(Stored data entries)
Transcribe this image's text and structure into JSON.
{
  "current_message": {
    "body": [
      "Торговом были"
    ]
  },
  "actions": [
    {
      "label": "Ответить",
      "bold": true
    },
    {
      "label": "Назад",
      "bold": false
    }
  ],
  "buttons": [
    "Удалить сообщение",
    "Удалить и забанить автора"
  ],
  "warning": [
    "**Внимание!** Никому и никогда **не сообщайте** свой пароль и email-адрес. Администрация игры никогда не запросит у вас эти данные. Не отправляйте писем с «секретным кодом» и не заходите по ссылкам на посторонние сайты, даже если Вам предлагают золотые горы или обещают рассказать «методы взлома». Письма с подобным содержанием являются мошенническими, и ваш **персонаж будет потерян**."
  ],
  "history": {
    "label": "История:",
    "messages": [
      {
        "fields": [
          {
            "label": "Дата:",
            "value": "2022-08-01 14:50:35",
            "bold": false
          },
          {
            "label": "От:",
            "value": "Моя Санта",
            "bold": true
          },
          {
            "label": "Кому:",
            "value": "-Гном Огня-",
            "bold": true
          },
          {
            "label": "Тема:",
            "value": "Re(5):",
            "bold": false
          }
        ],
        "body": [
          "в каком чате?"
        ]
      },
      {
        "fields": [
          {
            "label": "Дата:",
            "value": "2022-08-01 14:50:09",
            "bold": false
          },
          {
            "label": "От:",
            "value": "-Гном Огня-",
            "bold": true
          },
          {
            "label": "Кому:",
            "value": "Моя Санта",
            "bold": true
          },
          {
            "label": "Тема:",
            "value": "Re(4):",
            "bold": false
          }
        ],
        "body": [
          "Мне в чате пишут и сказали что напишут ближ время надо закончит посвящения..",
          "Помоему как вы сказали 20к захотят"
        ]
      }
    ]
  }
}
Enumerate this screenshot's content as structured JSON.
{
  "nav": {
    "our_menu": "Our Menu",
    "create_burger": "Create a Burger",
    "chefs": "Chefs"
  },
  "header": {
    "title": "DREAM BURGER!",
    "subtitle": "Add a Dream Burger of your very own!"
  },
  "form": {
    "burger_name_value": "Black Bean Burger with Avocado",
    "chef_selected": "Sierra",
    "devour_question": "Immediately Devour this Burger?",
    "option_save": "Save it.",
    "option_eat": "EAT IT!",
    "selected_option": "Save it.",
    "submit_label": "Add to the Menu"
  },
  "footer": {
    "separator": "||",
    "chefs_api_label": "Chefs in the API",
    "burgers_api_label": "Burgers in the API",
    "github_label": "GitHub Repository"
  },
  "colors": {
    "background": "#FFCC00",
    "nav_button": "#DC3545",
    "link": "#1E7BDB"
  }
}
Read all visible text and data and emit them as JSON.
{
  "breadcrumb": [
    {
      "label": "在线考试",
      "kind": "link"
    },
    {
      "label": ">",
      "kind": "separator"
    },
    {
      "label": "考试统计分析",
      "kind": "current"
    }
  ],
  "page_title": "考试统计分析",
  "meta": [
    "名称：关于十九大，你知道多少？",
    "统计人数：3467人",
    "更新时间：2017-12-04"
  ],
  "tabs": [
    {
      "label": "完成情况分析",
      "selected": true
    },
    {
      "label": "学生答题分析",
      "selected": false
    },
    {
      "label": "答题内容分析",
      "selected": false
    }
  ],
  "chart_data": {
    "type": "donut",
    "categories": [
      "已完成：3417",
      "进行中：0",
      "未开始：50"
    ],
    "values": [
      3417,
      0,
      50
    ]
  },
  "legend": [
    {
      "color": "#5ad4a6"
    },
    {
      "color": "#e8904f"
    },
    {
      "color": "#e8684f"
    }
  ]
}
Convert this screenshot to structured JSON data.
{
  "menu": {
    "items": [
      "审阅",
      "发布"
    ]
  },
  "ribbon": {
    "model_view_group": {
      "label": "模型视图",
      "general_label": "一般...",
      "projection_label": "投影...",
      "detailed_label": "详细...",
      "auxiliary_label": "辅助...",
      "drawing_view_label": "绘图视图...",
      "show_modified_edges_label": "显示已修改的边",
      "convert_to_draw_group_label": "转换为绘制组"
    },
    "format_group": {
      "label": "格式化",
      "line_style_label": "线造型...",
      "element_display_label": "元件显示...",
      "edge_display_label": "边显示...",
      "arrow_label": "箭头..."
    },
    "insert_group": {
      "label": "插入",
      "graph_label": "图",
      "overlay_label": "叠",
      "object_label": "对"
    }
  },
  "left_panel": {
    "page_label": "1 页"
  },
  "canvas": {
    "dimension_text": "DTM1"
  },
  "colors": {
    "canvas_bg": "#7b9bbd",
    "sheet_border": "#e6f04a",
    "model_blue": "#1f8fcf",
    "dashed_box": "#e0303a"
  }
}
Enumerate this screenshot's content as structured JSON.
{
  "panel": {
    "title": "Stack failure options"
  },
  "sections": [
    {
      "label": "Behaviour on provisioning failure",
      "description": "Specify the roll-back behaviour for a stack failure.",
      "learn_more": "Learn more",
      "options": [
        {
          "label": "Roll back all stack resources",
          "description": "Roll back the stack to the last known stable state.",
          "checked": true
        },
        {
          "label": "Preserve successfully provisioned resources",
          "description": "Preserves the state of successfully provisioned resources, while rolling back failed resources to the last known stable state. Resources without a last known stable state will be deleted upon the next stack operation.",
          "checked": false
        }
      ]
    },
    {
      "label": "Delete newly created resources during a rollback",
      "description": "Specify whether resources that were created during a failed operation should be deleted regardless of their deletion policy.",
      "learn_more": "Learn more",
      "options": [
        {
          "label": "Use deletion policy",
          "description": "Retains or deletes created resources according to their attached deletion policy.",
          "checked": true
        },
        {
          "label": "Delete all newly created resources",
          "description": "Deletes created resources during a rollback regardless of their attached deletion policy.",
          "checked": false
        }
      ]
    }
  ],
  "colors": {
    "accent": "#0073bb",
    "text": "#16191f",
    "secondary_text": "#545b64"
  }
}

■ Short task ■
Take the listing above and set it down exactly.

■ Solution for this problem ■
Transcribe this image's text and structure into JSON.
{
  "current_message": {
    "body": [
      "Торговом были"
    ]
  },
  "actions": [
    {
      "label": "Ответить",
      "bold": true
    },
    {
      "label": "Назад",
      "bold": false
    }
  ],
  "buttons": [
    "Удалить сообщение",
    "Удалить и забанить автора"
  ],
  "warning": [
    "**Внимание!** Никому и никогда **не сообщайте** свой пароль и email-адрес. Администрация игры никогда не запросит у вас эти данные. Не отправляйте писем с «секретным кодом» и не заходите по ссылкам на посторонние сайты, даже если Вам предлагают золотые горы или обещают рассказать «методы взлома». Письма с подобным содержанием являются мошенническими, и ваш **персонаж будет потерян**."
  ],
  "history": {
    "label": "История:",
    "messages": [
      {
        "fields": [
          {
            "label": "Дата:",
            "value": "2022-08-01 14:50:35",
            "bold": false
          },
          {
            "label": "От:",
            "value": "Моя Санта",
            "bold": true
          },
          {
            "label": "Кому:",
            "value": "-Гном Огня-",
            "bold": true
          },
          {
            "label": "Тема:",
            "value": "Re(5):",
            "bold": false
          }
        ],
        "body": [
          "в каком чате?"
        ]
      },
      {
        "fields": [
          {
            "label": "Дата:",
            "value": "2022-08-01 14:50:09",
            "bold": false
          },
          {
            "label": "От:",
            "value": "-Гном Огня-",
            "bold": true
          },
          {
            "label": "Кому:",
            "value": "Моя Санта",
            "bold": true
          },
          {
            "label": "Тема:",
            "value": "Re(4):",
            "bold": false
          }
        ],
        "body": [
          "Мне в чате пишут и сказали что напишут ближ время надо закончит посвящения..",
          "Помоему как вы сказали 20к захотят"
        ]
      }
    ]
  }
}
Enumerate this screenshot's content as structured JSON.
{
  "nav": {
    "our_menu": "Our Menu",
    "create_burger": "Create a Burger",
    "chefs": "Chefs"
  },
  "header": {
    "title": "DREAM BURGER!",
    "subtitle": "Add a Dream Burger of your very own!"
  },
  "form": {
    "burger_name_value": "Black Bean Burger with Avocado",
    "chef_selected": "Sierra",
    "devour_question": "Immediately Devour this Burger?",
    "option_save": "Save it.",
    "option_eat": "EAT IT!",
    "selected_option": "Save it.",
    "submit_label": "Add to the Menu"
  },
  "footer": {
    "separator": "||",
    "chefs_api_label": "Chefs in the API",
    "burgers_api_label": "Burgers in the API",
    "github_label": "GitHub Repository"
  },
  "colors": {
    "background": "#FFCC00",
    "nav_button": "#DC3545",
    "link": "#1E7BDB"
  }
}
Read all visible text and data and emit them as JSON.
{
  "breadcrumb": [
    {
      "label": "在线考试",
      "kind": "link"
    },
    {
      "label": ">",
      "kind": "separator"
    },
    {
      "label": "考试统计分析",
      "kind": "current"
    }
  ],
  "page_title": "考试统计分析",
  "meta": [
    "名称：关于十九大，你知道多少？",
    "统计人数：3467人",
    "更新时间：2017-12-04"
  ],
  "tabs": [
    {
      "label": "完成情况分析",
      "selected": true
    },
    {
      "label": "学生答题分析",
      "selected": false
    },
    {
      "label": "答题内容分析",
      "selected": false
    }
  ],
  "chart_data": {
    "type": "donut",
    "categories": [
      "已完成：3417",
      "进行中：0",
      "未开始：50"
    ],
    "values": [
      3417,
      0,
      50
    ]
  },
  "legend": [
    {
      "color": "#5ad4a6"
    },
    {
      "color": "#e8904f"
    },
    {
      "color": "#e8684f"
    }
  ]
}
Convert this screenshot to structured JSON data.
{
  "menu": {
    "items": [
      "审阅",
      "发布"
    ]
  },
  "ribbon": {
    "model_view_group": {
      "label": "模型视图",
      "general_label": "一般...",
      "projection_label": "投影...",
      "detailed_label": "详细...",
      "auxiliary_label": "辅助...",
      "drawing_view_label": "绘图视图...",
      "show_modified_edges_label": "显示已修改的边",
      "convert_to_draw_group_label": "转换为绘制组"
    },
    "format_group": {
      "label": "格式化",
      "line_style_label": "线造型...",
      "element_display_label": "元件显示...",
      "edge_display_label": "边显示...",
      "arrow_label": "箭头..."
    },
    "insert_group": {
      "label": "插入",
      "graph_label": "图",
      "overlay_label": "叠",
      "object_label": "对"
    }
  },
  "left_panel": {
    "page_label": "1 页"
  },
  "canvas": {
    "dimension_text": "DTM1"
  },
  "colors": {
    "canvas_bg": "#7b9bbd",
    "sheet_border": "#e6f04a",
    "model_blue": "#1f8fcf",
    "dashed_box": "#e0303a"
  }
}
Enumerate this screenshot's content as structured JSON.
{
  "panel": {
    "title": "Stack failure options"
  },
  "sections": [
    {
      "label": "Behaviour on provisioning failure",
      "description": "Specify the roll-back behaviour for a stack failure.",
      "learn_more": "Learn more",
      "options": [
        {
          "label": "Roll back all stack resources",
          "description": "Roll back the stack to the last known stable state.",
          "checked": true
        },
        {
          "label": "Preserve successfully provisioned resources",
          "description": "Preserves the state of successfully provisioned resources, while rolling back failed resources to the last known stable state. Resources without a last known stable state will be deleted upon the next stack operation.",
          "checked": false
        }
      ]
    },
    {
      "label": "Delete newly created resources during a rollback",
      "description": "Specify whether resources that were created during a failed operation should be deleted regardless of their deletion policy.",
      "learn_more": "Learn more",
      "options": [
        {
          "label": "Use deletion policy",
          "description": "Retains or deletes created resources according to their attached deletion policy.",
          "checked": true
        },
        {
          "label": "Delete all newly created resources",
          "description": "Deletes created resources during a rollback regardless of their attached deletion policy.",
          "checked": false
        }
      ]
    }
  ],
  "colors": {
    "accent": "#0073bb",
    "text": "#16191f",
    "secondary_text": "#545b64"
  }
}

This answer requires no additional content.